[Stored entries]
* * * * * * *

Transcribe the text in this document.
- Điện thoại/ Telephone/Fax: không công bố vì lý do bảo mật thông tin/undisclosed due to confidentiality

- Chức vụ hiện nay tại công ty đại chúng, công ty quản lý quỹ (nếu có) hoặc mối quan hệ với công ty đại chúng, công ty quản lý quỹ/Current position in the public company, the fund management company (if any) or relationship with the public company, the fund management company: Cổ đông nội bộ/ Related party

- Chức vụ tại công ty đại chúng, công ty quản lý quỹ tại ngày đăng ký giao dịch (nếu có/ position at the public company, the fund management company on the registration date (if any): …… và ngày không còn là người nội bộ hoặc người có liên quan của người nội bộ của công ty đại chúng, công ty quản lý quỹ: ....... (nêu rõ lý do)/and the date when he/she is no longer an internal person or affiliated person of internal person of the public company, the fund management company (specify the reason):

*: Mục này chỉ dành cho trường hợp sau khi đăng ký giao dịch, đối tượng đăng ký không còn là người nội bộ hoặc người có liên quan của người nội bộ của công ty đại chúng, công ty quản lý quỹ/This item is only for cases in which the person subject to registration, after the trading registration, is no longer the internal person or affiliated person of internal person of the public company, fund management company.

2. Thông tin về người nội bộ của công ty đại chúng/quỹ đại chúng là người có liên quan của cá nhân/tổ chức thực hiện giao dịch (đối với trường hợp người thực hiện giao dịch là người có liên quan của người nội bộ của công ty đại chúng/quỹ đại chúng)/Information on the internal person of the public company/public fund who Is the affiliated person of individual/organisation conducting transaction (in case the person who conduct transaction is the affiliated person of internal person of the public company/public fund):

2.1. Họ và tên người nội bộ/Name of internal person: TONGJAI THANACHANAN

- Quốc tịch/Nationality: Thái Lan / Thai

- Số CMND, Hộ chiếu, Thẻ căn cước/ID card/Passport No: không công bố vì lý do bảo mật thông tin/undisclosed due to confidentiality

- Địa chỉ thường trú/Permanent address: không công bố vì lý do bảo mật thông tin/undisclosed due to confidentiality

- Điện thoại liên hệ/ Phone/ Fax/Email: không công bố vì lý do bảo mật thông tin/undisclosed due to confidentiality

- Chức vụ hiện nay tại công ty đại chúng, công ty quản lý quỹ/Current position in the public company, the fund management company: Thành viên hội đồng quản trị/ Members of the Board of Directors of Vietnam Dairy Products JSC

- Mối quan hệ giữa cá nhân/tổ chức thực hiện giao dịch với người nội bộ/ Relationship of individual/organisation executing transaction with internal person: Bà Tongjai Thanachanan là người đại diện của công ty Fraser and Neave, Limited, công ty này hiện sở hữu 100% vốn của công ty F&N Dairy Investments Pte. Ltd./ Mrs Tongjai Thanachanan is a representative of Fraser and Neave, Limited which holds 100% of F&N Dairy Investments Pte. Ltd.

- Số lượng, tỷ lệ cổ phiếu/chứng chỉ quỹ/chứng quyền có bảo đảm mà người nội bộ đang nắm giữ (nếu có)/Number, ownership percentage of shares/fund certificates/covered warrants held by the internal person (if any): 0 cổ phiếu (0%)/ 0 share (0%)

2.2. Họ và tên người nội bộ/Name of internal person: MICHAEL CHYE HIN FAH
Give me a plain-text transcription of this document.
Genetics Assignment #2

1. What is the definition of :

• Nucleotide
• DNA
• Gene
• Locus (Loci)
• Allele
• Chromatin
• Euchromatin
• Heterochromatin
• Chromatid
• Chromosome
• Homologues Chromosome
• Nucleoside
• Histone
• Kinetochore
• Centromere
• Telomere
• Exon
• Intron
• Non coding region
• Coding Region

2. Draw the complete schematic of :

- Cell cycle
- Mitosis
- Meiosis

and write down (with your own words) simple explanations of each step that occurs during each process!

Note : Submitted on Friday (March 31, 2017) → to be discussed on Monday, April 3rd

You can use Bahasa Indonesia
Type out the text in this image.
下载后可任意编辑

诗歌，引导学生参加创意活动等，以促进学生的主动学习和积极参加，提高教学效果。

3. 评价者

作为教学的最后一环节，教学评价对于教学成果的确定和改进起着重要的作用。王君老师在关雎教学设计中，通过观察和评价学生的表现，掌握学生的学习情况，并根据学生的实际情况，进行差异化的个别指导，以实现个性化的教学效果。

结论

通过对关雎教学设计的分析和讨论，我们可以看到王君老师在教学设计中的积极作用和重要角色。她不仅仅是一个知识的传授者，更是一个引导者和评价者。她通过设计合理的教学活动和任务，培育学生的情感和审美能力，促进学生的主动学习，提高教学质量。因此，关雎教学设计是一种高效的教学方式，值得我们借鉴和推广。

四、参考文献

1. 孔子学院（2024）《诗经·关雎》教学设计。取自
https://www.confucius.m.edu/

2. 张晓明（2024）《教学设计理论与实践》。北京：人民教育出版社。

* * * * * * *

What you will do: Repeat each record in full; every line must match exactly.

Task answer:
Transcribe the text in this document.
- Điện thoại/ Telephone/Fax: không công bố vì lý do bảo mật thông tin/undisclosed due to confidentiality

- Chức vụ hiện nay tại công ty đại chúng, công ty quản lý quỹ (nếu có) hoặc mối quan hệ với công ty đại chúng, công ty quản lý quỹ/Current position in the public company, the fund management company (if any) or relationship with the public company, the fund management company: Cổ đông nội bộ/ Related party

- Chức vụ tại công ty đại chúng, công ty quản lý quỹ tại ngày đăng ký giao dịch (nếu có/ position at the public company, the fund management company on the registration date (if any): …… và ngày không còn là người nội bộ hoặc người có liên quan của người nội bộ của công ty đại chúng, công ty quản lý quỹ: ....... (nêu rõ lý do)/and the date when he/she is no longer an internal person or affiliated person of internal person of the public company, the fund management company (specify the reason):

*: Mục này chỉ dành cho trường hợp sau khi đăng ký giao dịch, đối tượng đăng ký không còn là người nội bộ hoặc người có liên quan của người nội bộ của công ty đại chúng, công ty quản lý quỹ/This item is only for cases in which the person subject to registration, after the trading registration, is no longer the internal person or affiliated person of internal person of the public company, fund management company.

2. Thông tin về người nội bộ của công ty đại chúng/quỹ đại chúng là người có liên quan của cá nhân/tổ chức thực hiện giao dịch (đối với trường hợp người thực hiện giao dịch là người có liên quan của người nội bộ của công ty đại chúng/quỹ đại chúng)/Information on the internal person of the public company/public fund who Is the affiliated person of individual/organisation conducting transaction (in case the person who conduct transaction is the affiliated person of internal person of the public company/public fund):

2.1. Họ và tên người nội bộ/Name of internal person: TONGJAI THANACHANAN

- Quốc tịch/Nationality: Thái Lan / Thai

- Số CMND, Hộ chiếu, Thẻ căn cước/ID card/Passport No: không công bố vì lý do bảo mật thông tin/undisclosed due to confidentiality

- Địa chỉ thường trú/Permanent address: không công bố vì lý do bảo mật thông tin/undisclosed due to confidentiality

- Điện thoại liên hệ/ Phone/ Fax/Email: không công bố vì lý do bảo mật thông tin/undisclosed due to confidentiality

- Chức vụ hiện nay tại công ty đại chúng, công ty quản lý quỹ/Current position in the public company, the fund management company: Thành viên hội đồng quản trị/ Members of the Board of Directors of Vietnam Dairy Products JSC

- Mối quan hệ giữa cá nhân/tổ chức thực hiện giao dịch với người nội bộ/ Relationship of individual/organisation executing transaction with internal person: Bà Tongjai Thanachanan là người đại diện của công ty Fraser and Neave, Limited, công ty này hiện sở hữu 100% vốn của công ty F&N Dairy Investments Pte. Ltd./ Mrs Tongjai Thanachanan is a representative of Fraser and Neave, Limited which holds 100% of F&N Dairy Investments Pte. Ltd.

- Số lượng, tỷ lệ cổ phiếu/chứng chỉ quỹ/chứng quyền có bảo đảm mà người nội bộ đang nắm giữ (nếu có)/Number, ownership percentage of shares/fund certificates/covered warrants held by the internal person (if any): 0 cổ phiếu (0%)/ 0 share (0%)

2.2. Họ và tên người nội bộ/Name of internal person: MICHAEL CHYE HIN FAH
Give me a plain-text transcription of this document.
Genetics Assignment #2

1. What is the definition of :

• Nucleotide
• DNA
• Gene
• Locus (Loci)
• Allele
• Chromatin
• Euchromatin
• Heterochromatin
• Chromatid
• Chromosome
• Homologues Chromosome
• Nucleoside
• Histone
• Kinetochore
• Centromere
• Telomere
• Exon
• Intron
• Non coding region
• Coding Region

2. Draw the complete schematic of :

- Cell cycle
- Mitosis
- Meiosis

and write down (with your own words) simple explanations of each step that occurs during each process!

Note : Submitted on Friday (March 31, 2017) → to be discussed on Monday, April 3rd

You can use Bahasa Indonesia
Type out the text in this image.
下载后可任意编辑

诗歌，引导学生参加创意活动等，以促进学生的主动学习和积极参加，提高教学效果。

3. 评价者

作为教学的最后一环节，教学评价对于教学成果的确定和改进起着重要的作用。王君老师在关雎教学设计中，通过观察和评价学生的表现，掌握学生的学习情况，并根据学生的实际情况，进行差异化的个别指导，以实现个性化的教学效果。

结论

通过对关雎教学设计的分析和讨论，我们可以看到王君老师在教学设计中的积极作用和重要角色。她不仅仅是一个知识的传授者，更是一个引导者和评价者。她通过设计合理的教学活动和任务，培育学生的情感和审美能力，促进学生的主动学习，提高教学质量。因此，关雎教学设计是一种高效的教学方式，值得我们借鉴和推广。

四、参考文献

1. 孔子学院（2024）《诗经·关雎》教学设计。取自
https://www.confucius.m.edu/

2. 张晓明（2024）《教学设计理论与实践》。北京：人民教育出版社。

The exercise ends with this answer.